** Start Record set **
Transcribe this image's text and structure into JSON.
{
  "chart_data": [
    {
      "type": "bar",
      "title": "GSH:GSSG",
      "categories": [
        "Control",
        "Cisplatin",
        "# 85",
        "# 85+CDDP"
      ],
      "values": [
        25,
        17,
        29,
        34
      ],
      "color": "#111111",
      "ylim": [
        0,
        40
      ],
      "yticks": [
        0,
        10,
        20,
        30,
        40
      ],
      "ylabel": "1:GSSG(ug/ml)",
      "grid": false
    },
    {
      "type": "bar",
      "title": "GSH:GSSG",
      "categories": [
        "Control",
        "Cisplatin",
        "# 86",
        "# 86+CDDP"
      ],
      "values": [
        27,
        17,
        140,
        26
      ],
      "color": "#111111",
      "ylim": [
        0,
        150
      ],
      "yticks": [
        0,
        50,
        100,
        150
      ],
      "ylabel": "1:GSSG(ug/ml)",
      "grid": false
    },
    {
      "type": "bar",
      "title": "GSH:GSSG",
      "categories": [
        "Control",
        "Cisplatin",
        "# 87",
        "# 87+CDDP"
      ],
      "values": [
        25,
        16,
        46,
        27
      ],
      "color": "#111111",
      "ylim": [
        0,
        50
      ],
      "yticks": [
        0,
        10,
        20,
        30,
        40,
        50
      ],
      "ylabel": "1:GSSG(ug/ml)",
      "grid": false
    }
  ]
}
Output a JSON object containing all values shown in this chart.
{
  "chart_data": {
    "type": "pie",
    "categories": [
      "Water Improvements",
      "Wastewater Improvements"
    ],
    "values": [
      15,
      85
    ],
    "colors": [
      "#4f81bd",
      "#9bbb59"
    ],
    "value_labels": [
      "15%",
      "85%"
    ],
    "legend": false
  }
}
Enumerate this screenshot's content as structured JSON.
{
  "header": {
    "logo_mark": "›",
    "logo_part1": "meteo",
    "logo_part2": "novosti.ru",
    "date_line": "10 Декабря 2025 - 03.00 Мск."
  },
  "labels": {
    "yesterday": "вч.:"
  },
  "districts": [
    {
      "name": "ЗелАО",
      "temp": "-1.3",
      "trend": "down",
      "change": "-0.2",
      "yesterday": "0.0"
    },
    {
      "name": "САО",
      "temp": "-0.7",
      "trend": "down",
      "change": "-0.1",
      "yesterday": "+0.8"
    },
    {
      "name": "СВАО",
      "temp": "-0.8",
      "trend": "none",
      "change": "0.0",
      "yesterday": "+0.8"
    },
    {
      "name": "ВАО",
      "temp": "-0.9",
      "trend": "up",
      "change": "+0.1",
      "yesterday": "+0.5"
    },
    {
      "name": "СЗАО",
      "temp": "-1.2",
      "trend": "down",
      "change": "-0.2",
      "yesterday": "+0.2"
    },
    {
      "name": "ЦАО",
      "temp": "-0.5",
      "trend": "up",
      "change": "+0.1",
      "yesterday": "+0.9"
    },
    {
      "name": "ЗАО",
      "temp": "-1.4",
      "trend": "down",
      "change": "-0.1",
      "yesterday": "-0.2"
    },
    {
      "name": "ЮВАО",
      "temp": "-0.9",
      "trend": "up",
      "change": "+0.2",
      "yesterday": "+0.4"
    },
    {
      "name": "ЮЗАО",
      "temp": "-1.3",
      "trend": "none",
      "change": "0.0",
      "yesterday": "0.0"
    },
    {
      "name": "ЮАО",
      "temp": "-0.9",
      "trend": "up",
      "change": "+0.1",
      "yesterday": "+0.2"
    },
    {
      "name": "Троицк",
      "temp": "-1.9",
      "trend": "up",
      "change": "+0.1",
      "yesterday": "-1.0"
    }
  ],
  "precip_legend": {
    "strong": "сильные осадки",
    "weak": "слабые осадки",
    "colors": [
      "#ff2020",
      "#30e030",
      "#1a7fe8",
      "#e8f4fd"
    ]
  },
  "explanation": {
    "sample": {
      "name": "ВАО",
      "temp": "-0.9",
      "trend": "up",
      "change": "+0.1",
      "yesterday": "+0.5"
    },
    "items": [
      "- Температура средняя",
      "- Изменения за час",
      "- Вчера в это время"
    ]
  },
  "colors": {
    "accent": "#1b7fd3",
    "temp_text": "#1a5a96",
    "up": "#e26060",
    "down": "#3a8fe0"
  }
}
** End Record set **
#### [Requirement]
Give the number of lines in the listing above that contain "Improvements", and nothing else.

#### [Response below]
2